To do |
Lines containing the string "Brand" are to be collected in full.

Figure record extracts:
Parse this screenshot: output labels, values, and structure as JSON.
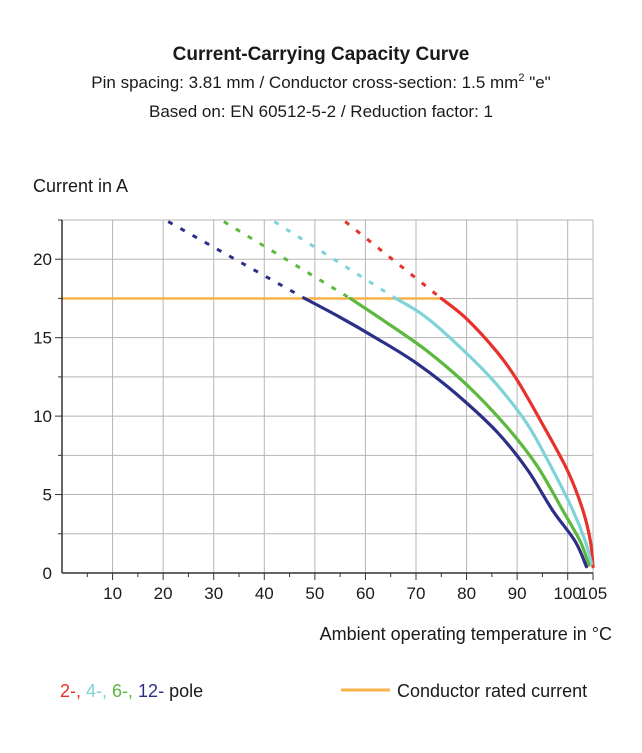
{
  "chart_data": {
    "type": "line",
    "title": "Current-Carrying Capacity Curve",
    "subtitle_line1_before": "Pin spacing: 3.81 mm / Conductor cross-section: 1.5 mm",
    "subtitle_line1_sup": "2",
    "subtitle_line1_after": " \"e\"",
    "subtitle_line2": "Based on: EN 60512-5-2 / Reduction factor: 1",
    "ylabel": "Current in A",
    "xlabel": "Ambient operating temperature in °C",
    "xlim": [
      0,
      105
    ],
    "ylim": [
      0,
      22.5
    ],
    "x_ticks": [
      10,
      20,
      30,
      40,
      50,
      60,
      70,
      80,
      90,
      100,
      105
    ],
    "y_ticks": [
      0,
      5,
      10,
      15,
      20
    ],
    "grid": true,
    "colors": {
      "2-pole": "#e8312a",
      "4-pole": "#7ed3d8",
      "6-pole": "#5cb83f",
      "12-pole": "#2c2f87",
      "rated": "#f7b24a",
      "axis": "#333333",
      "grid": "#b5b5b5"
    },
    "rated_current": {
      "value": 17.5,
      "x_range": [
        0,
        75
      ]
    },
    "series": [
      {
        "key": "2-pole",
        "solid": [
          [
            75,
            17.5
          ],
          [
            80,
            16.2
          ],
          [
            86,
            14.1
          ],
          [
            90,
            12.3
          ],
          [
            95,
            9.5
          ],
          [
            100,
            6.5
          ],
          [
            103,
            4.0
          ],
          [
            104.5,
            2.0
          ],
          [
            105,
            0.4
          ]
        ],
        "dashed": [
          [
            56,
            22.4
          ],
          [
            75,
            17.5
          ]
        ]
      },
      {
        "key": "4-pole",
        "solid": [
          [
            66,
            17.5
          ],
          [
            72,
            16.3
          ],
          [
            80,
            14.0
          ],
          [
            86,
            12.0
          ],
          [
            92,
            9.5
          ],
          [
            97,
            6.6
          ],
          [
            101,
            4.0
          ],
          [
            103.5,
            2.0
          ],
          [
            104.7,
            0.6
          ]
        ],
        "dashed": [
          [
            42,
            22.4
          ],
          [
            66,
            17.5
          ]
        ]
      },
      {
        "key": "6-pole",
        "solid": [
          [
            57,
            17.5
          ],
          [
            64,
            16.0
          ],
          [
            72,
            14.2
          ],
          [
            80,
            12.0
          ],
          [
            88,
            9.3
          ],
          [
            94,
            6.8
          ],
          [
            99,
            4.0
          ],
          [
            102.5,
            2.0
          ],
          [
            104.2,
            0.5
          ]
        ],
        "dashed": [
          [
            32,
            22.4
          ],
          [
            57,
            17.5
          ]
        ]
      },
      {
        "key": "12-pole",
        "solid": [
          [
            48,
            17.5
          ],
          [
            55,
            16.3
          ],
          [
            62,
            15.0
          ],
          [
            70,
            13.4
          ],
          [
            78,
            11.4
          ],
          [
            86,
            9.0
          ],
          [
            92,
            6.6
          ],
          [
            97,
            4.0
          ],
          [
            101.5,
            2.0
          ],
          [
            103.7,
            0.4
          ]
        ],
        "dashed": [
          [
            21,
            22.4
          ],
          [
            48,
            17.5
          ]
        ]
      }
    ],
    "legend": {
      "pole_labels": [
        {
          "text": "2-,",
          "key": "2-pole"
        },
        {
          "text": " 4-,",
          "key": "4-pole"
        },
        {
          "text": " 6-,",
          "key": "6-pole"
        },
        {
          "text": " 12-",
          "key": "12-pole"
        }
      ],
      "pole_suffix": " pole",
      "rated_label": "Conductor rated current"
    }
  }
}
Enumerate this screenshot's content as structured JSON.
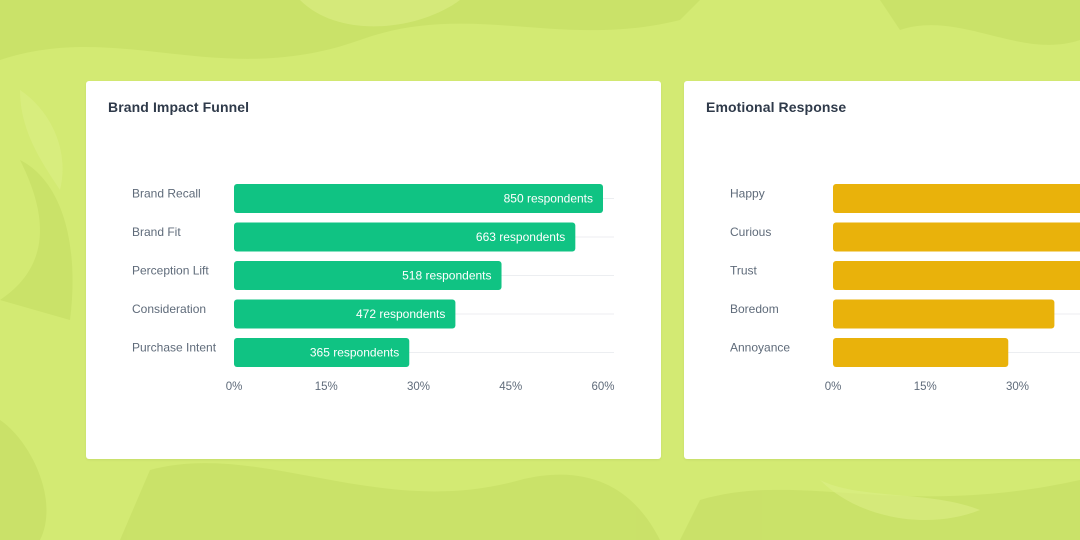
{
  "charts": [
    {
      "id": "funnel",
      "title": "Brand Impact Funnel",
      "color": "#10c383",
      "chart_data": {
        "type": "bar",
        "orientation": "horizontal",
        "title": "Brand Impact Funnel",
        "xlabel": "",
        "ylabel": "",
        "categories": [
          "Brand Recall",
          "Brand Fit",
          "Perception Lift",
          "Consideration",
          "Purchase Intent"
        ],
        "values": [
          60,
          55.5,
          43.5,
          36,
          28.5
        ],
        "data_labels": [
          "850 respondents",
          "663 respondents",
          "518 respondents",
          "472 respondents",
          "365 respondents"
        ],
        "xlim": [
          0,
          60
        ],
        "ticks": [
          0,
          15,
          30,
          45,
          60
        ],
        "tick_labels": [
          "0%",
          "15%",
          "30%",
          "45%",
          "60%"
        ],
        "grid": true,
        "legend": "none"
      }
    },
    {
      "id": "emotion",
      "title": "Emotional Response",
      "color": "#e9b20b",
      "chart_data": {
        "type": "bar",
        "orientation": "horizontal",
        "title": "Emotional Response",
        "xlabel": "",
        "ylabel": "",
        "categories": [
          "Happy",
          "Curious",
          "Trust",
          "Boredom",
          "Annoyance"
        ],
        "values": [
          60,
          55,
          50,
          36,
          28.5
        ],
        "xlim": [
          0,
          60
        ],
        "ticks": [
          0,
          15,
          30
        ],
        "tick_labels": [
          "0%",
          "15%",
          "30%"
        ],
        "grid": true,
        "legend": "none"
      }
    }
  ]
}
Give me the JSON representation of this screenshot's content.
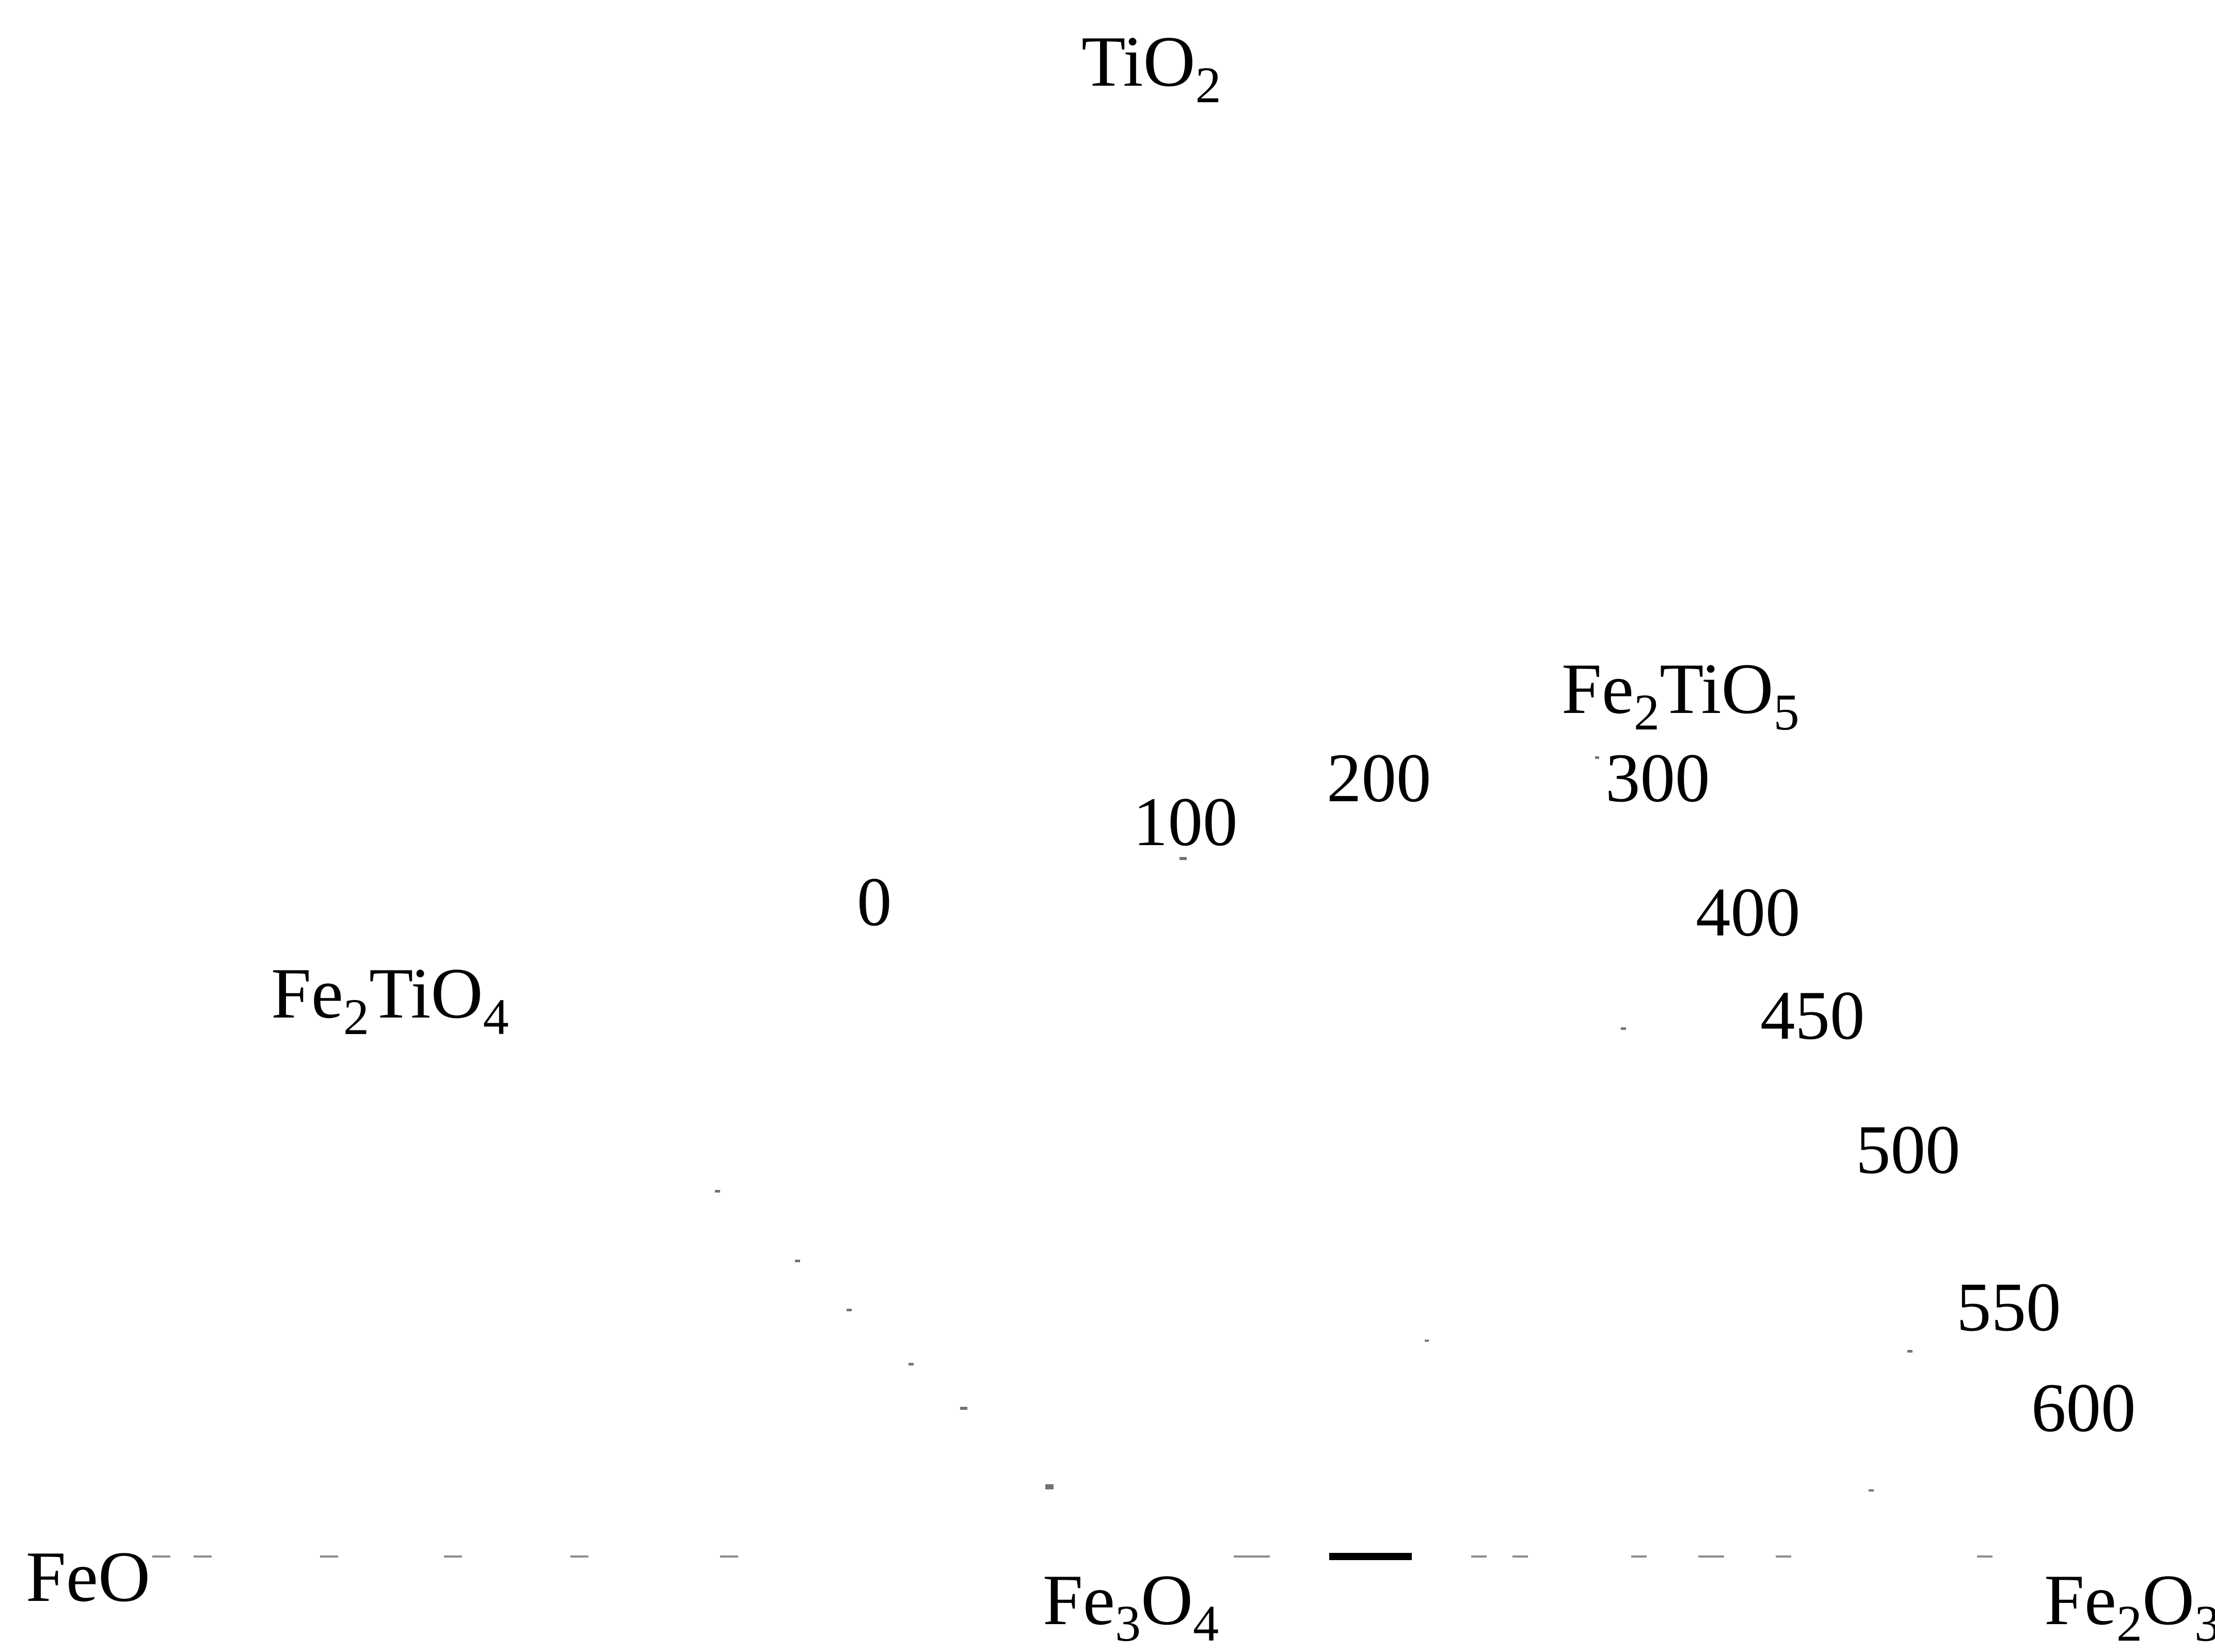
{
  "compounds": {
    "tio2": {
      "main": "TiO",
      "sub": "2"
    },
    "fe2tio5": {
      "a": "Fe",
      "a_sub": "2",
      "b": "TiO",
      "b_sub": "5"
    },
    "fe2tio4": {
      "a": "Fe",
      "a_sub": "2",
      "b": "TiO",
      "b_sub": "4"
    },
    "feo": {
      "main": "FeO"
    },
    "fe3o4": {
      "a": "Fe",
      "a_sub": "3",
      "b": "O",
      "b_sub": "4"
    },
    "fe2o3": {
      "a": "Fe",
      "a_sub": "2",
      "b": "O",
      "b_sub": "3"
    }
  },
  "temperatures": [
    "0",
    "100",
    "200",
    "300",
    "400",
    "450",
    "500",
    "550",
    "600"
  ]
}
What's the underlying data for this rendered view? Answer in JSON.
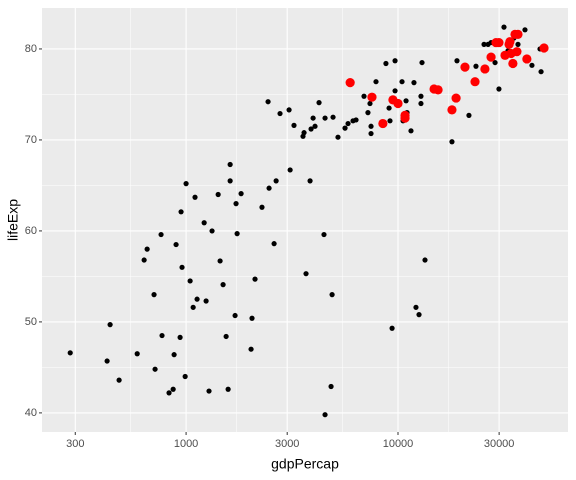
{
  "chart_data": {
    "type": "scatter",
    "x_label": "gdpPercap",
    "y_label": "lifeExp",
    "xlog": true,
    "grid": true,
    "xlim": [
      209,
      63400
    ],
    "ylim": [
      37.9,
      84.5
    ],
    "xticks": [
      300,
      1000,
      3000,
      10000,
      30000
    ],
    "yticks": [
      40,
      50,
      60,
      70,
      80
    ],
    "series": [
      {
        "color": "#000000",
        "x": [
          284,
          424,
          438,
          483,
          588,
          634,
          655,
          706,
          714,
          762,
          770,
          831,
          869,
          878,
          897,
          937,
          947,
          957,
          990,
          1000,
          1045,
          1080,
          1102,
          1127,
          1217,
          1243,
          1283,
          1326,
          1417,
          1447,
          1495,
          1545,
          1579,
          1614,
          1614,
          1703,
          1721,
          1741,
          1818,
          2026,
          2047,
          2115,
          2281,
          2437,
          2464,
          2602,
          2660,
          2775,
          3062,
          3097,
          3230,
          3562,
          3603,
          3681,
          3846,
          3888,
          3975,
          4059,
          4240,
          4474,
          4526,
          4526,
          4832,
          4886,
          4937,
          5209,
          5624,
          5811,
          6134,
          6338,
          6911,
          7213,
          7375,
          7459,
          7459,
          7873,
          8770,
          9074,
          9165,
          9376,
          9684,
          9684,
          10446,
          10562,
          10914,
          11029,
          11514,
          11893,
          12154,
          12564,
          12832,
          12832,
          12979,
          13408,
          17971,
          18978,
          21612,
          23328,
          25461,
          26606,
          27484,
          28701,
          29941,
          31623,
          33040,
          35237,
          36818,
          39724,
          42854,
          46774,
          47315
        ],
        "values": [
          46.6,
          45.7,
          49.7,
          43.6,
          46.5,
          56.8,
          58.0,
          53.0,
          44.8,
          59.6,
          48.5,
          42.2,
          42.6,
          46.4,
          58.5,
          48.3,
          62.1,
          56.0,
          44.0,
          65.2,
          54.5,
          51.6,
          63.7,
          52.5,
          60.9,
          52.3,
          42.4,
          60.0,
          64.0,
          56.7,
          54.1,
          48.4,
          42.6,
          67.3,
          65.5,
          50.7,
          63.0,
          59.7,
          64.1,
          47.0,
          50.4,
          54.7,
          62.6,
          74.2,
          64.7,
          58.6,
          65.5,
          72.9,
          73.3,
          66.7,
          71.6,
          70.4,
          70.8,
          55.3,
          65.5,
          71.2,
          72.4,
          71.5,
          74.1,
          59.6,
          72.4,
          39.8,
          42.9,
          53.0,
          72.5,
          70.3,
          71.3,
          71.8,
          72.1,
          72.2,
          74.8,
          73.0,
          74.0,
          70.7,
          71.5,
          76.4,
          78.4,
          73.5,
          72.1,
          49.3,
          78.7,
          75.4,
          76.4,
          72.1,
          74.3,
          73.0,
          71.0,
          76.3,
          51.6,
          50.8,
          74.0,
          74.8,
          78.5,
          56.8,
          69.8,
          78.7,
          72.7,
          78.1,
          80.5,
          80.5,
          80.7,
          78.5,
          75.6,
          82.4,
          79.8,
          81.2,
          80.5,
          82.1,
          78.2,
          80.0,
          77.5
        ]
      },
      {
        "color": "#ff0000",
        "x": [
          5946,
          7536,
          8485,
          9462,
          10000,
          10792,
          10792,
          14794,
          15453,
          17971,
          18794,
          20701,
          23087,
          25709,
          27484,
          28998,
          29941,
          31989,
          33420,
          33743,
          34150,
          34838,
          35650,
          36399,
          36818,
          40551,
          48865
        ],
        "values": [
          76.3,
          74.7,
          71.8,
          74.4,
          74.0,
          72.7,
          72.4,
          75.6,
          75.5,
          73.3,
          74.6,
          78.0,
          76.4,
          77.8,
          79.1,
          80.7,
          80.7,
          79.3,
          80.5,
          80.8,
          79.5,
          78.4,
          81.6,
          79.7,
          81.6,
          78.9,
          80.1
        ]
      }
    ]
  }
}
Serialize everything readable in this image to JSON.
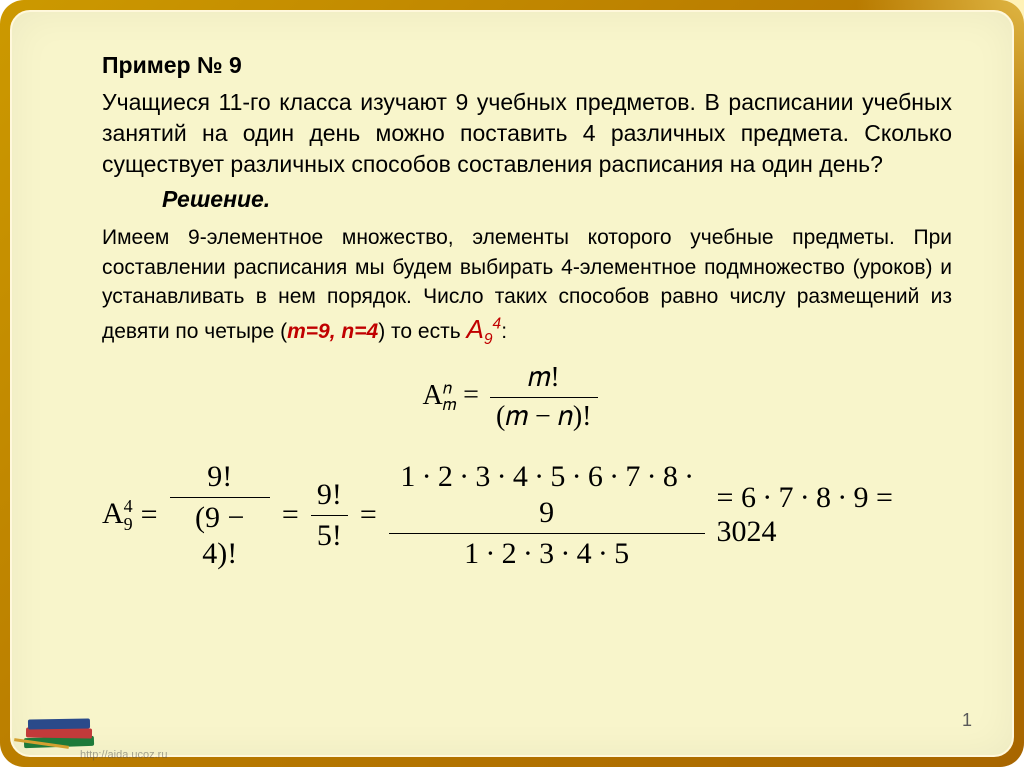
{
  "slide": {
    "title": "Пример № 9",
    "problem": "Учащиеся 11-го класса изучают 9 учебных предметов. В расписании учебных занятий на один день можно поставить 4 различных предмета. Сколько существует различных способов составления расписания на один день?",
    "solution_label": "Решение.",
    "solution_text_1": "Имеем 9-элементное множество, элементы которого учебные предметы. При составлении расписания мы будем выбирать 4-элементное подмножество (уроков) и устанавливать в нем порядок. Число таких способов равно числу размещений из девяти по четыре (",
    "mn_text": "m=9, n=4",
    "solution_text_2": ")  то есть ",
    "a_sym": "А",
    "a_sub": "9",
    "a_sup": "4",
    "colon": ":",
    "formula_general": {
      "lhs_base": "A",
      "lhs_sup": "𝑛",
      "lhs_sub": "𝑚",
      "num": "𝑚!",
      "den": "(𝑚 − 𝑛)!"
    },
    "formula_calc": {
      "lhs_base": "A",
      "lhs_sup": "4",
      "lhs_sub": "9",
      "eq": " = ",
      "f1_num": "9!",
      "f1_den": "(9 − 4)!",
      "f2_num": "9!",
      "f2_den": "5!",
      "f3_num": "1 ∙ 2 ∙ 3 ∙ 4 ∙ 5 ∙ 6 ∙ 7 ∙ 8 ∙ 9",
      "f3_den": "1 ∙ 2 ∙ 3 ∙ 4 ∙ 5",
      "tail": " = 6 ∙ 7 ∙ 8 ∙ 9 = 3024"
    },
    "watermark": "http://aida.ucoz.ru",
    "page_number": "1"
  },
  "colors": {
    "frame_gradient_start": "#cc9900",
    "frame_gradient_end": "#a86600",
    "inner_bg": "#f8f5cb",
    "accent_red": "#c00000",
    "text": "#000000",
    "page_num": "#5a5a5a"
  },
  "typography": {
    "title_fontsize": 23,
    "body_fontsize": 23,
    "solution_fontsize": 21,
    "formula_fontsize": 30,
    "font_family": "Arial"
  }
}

Exercise response |
      "title": "Brand Impact Funnel",
        "title": "Brand Impact Funnel",
          "Brand Recall",
          "Brand Fit",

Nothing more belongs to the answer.